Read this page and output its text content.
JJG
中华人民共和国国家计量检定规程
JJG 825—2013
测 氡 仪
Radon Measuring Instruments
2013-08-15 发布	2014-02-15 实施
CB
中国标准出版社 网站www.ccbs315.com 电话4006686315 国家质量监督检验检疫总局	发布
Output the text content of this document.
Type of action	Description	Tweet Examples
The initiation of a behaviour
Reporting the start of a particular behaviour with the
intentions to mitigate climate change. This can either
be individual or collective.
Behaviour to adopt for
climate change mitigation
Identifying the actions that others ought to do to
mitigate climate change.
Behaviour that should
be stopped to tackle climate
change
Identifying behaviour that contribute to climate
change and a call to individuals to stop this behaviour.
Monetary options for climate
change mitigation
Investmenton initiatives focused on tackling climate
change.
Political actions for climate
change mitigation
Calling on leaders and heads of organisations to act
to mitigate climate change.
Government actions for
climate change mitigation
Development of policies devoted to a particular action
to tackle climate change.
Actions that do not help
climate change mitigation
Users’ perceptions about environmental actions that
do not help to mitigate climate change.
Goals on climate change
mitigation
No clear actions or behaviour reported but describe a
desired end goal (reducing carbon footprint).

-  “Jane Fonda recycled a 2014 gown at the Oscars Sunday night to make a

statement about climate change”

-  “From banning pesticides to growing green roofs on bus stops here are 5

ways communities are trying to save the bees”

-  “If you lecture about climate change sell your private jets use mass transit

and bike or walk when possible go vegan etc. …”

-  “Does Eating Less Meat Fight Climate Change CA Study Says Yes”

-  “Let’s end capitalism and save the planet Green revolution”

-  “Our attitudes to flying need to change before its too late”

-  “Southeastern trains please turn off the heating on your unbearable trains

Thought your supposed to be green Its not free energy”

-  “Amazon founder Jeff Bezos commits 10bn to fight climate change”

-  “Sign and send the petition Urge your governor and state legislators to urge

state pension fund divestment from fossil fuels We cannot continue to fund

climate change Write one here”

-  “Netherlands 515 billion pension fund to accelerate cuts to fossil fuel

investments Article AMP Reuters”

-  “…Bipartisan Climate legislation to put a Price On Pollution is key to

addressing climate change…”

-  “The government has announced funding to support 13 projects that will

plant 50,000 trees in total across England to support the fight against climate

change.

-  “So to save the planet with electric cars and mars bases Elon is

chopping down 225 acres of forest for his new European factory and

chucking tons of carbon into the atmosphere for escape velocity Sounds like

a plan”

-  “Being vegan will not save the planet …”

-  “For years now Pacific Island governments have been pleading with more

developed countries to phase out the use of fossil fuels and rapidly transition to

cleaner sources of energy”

[What you have to do]
Copy all of the data exactly.

[Solution for this exercise]
Read this page and output its text content.
JJG
中华人民共和国国家计量检定规程
JJG 825—2013
测 氡 仪
Radon Measuring Instruments
2013-08-15 发布	2014-02-15 实施
CB
中国标准出版社 网站www.ccbs315.com 电话4006686315 国家质量监督检验检疫总局	发布
Output the text content of this document.
Type of action	Description	Tweet Examples
The initiation of a behaviour
Reporting the start of a particular behaviour with the
intentions to mitigate climate change. This can either
be individual or collective.
Behaviour to adopt for
climate change mitigation
Identifying the actions that others ought to do to
mitigate climate change.
Behaviour that should
be stopped to tackle climate
change
Identifying behaviour that contribute to climate
change and a call to individuals to stop this behaviour.
Monetary options for climate
change mitigation
Investmenton initiatives focused on tackling climate
change.
Political actions for climate
change mitigation
Calling on leaders and heads of organisations to act
to mitigate climate change.
Government actions for
climate change mitigation
Development of policies devoted to a particular action
to tackle climate change.
Actions that do not help
climate change mitigation
Users’ perceptions about environmental actions that
do not help to mitigate climate change.
Goals on climate change
mitigation
No clear actions or behaviour reported but describe a
desired end goal (reducing carbon footprint).

-  “Jane Fonda recycled a 2014 gown at the Oscars Sunday night to make a

statement about climate change”

-  “From banning pesticides to growing green roofs on bus stops here are 5

ways communities are trying to save the bees”

-  “If you lecture about climate change sell your private jets use mass transit

and bike or walk when possible go vegan etc. …”

-  “Does Eating Less Meat Fight Climate Change CA Study Says Yes”

-  “Let’s end capitalism and save the planet Green revolution”

-  “Our attitudes to flying need to change before its too late”

-  “Southeastern trains please turn off the heating on your unbearable trains

Thought your supposed to be green Its not free energy”

-  “Amazon founder Jeff Bezos commits 10bn to fight climate change”

-  “Sign and send the petition Urge your governor and state legislators to urge

state pension fund divestment from fossil fuels We cannot continue to fund

climate change Write one here”

-  “Netherlands 515 billion pension fund to accelerate cuts to fossil fuel

investments Article AMP Reuters”

-  “…Bipartisan Climate legislation to put a Price On Pollution is key to

addressing climate change…”

-  “The government has announced funding to support 13 projects that will

plant 50,000 trees in total across England to support the fight against climate

change.

-  “So to save the planet with electric cars and mars bases Elon is

chopping down 225 acres of forest for his new European factory and

chucking tons of carbon into the atmosphere for escape velocity Sounds like

a plan”

-  “Being vegan will not save the planet …”

-  “For years now Pacific Island governments have been pleading with more

developed countries to phase out the use of fossil fuels and rapidly transition to

cleaner sources of energy”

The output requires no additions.